_Problem to solve_
Gather up the lines with the word "Glider" in them.

Dataset excerpt:
▼

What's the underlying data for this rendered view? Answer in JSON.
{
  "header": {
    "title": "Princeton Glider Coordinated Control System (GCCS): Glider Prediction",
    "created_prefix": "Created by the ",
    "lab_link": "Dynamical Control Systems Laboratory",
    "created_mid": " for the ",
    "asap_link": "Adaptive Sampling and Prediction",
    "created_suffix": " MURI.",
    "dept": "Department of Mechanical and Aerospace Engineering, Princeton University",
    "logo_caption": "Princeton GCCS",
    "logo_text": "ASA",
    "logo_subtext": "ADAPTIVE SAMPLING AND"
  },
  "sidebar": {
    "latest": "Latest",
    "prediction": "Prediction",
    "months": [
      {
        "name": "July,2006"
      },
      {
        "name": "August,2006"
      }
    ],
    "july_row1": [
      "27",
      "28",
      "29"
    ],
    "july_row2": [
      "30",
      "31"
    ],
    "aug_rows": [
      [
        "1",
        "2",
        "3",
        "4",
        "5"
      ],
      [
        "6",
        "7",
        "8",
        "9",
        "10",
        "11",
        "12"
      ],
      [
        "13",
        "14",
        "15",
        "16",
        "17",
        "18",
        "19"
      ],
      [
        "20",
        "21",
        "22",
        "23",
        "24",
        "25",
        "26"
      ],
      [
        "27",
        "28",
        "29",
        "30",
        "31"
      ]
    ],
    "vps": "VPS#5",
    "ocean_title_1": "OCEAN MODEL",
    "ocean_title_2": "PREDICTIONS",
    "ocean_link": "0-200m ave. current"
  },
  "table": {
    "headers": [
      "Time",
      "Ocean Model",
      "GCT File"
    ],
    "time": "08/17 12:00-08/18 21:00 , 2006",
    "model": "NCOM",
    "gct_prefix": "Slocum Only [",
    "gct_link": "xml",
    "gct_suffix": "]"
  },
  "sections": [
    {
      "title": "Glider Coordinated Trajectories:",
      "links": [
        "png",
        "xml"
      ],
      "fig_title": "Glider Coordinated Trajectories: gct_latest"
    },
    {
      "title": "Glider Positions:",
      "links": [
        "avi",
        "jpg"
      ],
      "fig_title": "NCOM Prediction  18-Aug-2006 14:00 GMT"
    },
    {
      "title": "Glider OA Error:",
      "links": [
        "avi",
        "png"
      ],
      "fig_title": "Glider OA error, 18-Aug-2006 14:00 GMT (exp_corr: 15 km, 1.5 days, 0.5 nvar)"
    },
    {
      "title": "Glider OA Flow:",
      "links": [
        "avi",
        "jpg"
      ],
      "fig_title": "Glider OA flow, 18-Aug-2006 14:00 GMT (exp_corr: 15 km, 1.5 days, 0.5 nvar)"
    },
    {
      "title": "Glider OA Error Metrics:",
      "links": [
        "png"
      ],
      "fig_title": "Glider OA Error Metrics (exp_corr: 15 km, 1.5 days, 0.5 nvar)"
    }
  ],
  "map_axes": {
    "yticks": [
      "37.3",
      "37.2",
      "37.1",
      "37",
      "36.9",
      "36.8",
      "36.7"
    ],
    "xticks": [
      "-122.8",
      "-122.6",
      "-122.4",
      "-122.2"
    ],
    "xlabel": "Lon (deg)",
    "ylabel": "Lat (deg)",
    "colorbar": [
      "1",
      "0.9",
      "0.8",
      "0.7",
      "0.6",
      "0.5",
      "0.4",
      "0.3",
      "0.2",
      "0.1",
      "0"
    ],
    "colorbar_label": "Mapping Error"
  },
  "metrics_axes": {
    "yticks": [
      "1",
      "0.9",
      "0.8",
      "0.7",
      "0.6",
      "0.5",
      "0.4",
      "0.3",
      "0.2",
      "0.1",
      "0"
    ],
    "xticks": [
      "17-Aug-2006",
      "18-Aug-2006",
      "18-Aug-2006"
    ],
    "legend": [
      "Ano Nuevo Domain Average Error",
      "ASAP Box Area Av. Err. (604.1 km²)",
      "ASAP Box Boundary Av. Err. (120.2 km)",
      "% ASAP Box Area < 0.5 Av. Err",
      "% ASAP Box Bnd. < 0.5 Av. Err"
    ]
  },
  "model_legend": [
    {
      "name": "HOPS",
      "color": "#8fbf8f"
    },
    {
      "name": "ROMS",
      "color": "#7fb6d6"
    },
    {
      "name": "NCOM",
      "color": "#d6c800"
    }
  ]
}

▲

_Task result_
    "title": "Princeton Glider Coordinated Control System (GCCS): Glider Prediction",
      "title": "Glider Coordinated Trajectories:",
      "fig_title": "Glider Coordinated Trajectories: gct_latest"
      "title": "Glider Positions:",
      "title": "Glider OA Error:",
      "fig_title": "Glider OA error, 18-Aug-2006 14:00 GMT (exp_corr: 15 km, 1.5 days, 0.5 nvar)"
      "title": "Glider OA Flow:",
      "fig_title": "Glider OA flow, 18-Aug-2006 14:00 GMT (exp_corr: 15 km, 1.5 days, 0.5 nvar)"
      "title": "Glider OA Error Metrics:",
      "fig_title": "Glider OA Error Metrics (exp_corr: 15 km, 1.5 days, 0.5 nvar)"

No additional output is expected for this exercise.